Written task:
Please copy every line of the records below that holds the word "JSON".

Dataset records
[Start]

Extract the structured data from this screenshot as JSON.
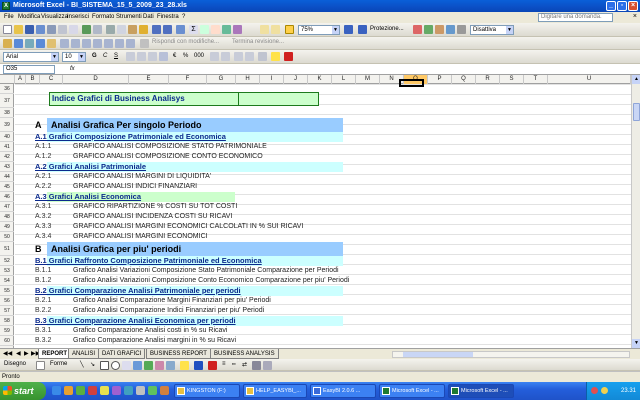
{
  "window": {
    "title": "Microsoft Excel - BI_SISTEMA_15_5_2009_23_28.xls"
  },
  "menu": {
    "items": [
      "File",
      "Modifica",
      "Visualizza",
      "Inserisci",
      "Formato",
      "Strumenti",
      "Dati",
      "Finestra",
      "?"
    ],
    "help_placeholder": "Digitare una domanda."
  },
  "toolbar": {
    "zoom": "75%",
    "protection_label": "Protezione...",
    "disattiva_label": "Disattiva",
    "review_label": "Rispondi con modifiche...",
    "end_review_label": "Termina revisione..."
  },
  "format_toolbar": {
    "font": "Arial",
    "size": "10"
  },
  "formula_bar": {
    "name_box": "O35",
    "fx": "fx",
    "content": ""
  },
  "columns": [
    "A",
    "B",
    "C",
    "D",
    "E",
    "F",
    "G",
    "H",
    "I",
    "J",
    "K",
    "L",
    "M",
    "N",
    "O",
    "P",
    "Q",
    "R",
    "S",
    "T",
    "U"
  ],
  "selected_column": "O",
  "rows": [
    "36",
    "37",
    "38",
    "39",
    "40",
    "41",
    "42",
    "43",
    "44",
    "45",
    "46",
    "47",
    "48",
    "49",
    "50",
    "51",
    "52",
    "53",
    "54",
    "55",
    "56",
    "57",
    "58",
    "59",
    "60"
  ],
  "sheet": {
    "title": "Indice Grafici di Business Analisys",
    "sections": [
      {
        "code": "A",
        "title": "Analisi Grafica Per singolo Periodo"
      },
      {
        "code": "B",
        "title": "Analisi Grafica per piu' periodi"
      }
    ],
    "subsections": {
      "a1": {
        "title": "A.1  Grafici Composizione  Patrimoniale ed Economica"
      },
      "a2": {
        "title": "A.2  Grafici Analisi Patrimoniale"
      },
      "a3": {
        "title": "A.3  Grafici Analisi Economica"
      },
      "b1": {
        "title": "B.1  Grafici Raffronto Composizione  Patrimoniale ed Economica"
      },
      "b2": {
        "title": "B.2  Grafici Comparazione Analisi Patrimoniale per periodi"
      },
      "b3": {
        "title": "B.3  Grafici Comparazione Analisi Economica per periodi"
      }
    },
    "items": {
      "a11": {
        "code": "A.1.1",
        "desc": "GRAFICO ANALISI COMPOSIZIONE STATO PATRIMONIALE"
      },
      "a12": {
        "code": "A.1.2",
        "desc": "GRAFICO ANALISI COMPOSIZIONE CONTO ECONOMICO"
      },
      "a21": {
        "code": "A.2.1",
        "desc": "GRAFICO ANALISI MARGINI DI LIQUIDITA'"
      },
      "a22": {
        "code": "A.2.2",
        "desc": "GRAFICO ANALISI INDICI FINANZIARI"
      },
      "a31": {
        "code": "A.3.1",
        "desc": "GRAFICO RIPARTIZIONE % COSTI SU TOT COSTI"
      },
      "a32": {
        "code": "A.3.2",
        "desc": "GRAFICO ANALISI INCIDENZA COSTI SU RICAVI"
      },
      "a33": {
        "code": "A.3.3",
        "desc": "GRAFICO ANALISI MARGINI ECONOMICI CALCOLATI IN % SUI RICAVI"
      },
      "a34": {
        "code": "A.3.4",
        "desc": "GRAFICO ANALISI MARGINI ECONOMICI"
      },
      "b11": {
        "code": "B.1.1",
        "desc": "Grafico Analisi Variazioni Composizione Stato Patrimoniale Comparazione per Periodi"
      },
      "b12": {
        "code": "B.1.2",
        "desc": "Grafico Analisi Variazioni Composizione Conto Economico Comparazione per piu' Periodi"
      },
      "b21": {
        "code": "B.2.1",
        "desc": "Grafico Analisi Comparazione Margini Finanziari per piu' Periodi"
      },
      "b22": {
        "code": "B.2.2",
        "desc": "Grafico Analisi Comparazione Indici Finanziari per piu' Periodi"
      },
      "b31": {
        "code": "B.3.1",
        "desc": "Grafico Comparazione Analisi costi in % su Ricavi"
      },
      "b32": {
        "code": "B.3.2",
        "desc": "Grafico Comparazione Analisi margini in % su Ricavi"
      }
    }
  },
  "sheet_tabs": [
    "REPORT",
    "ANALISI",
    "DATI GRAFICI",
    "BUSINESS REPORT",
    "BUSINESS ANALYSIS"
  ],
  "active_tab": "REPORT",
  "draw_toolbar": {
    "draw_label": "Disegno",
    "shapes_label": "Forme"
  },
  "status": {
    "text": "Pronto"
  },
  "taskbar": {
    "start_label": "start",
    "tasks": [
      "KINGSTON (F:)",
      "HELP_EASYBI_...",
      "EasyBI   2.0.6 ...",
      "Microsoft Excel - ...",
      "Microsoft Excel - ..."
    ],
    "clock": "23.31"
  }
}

[End]
[Start]

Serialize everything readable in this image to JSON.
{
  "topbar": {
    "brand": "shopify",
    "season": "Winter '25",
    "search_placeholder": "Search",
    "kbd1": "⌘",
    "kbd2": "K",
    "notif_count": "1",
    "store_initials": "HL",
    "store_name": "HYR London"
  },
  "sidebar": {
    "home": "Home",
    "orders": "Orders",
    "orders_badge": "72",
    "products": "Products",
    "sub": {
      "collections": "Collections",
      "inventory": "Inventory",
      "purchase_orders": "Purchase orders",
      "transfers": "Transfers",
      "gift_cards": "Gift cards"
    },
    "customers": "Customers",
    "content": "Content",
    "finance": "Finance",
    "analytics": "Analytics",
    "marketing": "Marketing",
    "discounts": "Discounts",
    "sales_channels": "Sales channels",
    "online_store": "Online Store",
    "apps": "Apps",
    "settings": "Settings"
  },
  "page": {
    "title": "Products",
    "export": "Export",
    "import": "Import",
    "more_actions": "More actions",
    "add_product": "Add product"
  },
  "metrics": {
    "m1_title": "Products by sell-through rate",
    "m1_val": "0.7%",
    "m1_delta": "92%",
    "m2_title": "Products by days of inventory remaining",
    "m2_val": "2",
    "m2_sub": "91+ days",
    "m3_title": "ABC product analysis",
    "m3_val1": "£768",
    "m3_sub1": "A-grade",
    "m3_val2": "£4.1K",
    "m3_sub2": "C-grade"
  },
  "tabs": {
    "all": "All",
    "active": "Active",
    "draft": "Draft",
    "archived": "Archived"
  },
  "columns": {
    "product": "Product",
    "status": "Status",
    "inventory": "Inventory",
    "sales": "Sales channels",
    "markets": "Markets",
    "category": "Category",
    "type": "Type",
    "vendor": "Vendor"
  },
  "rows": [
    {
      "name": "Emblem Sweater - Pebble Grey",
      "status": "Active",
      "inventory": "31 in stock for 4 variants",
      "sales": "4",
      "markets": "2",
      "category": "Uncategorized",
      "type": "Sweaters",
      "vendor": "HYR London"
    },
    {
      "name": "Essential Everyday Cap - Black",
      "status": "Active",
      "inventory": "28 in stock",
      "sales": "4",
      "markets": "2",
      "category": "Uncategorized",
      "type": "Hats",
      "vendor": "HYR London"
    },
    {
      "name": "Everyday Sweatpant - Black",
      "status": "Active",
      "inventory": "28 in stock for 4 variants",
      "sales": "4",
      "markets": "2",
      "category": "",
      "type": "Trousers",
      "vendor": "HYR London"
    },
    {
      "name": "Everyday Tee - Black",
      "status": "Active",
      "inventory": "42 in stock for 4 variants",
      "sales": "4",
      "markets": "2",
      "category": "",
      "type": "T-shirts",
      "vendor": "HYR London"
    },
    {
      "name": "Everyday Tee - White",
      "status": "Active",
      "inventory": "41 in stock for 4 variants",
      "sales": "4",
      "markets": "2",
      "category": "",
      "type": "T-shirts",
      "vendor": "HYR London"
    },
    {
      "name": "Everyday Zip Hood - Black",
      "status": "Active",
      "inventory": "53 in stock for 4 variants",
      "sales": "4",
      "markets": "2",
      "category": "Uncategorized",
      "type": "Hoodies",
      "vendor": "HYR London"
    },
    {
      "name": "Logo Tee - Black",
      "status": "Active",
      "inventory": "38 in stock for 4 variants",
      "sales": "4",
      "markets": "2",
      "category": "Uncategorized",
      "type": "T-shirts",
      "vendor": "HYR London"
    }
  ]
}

[End]

Solution to this problem:
Extract the structured data from this screenshot as JSON.
Serialize everything readable in this image to JSON.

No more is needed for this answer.